◆ STATED TASK ◆
Answer with a number only: how many lines of the data contain "doch"?

◆ Dataset entries ◆
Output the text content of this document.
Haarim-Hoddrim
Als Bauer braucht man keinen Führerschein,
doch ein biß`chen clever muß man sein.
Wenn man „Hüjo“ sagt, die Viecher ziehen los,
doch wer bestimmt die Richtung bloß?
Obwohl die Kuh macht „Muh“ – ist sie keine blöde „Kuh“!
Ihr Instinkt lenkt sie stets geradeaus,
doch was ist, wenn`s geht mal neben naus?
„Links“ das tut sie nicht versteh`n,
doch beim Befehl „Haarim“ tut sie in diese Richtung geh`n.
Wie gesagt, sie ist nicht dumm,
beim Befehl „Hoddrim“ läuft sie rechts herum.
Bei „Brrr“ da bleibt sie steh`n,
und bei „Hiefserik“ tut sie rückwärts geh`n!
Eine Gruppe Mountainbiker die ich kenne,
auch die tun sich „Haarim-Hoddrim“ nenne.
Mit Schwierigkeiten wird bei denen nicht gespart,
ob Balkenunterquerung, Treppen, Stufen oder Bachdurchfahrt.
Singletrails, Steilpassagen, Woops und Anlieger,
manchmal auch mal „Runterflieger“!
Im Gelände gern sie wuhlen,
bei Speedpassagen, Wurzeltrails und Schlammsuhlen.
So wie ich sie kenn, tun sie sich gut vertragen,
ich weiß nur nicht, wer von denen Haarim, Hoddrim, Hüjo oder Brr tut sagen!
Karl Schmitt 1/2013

◆ RESULT OF THIS EXERCISE ◆
4